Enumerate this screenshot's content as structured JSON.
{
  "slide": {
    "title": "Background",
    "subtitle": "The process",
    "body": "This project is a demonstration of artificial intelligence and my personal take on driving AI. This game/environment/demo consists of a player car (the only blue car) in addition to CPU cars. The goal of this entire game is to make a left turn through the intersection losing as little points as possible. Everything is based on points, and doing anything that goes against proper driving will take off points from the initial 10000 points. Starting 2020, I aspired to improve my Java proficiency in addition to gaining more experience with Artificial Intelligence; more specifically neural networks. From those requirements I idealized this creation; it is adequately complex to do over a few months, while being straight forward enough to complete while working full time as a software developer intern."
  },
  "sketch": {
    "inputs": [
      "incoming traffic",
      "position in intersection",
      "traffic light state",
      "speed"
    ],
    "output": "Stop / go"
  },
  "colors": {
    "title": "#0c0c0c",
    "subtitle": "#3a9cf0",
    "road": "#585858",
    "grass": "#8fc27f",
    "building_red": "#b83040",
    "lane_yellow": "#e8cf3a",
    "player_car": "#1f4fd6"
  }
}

**SET EXERCISE:** Each record above should be restated word for word.

**TASK ANSWER:**
Enumerate this screenshot's content as structured JSON.
{
  "slide": {
    "title": "Background",
    "subtitle": "The process",
    "body": "This project is a demonstration of artificial intelligence and my personal take on driving AI. This game/environment/demo consists of a player car (the only blue car) in addition to CPU cars. The goal of this entire game is to make a left turn through the intersection losing as little points as possible. Everything is based on points, and doing anything that goes against proper driving will take off points from the initial 10000 points. Starting 2020, I aspired to improve my Java proficiency in addition to gaining more experience with Artificial Intelligence; more specifically neural networks. From those requirements I idealized this creation; it is adequately complex to do over a few months, while being straight forward enough to complete while working full time as a software developer intern."
  },
  "sketch": {
    "inputs": [
      "incoming traffic",
      "position in intersection",
      "traffic light state",
      "speed"
    ],
    "output": "Stop / go"
  },
  "colors": {
    "title": "#0c0c0c",
    "subtitle": "#3a9cf0",
    "road": "#585858",
    "grass": "#8fc27f",
    "building_red": "#b83040",
    "lane_yellow": "#e8cf3a",
    "player_car": "#1f4fd6"
  }
}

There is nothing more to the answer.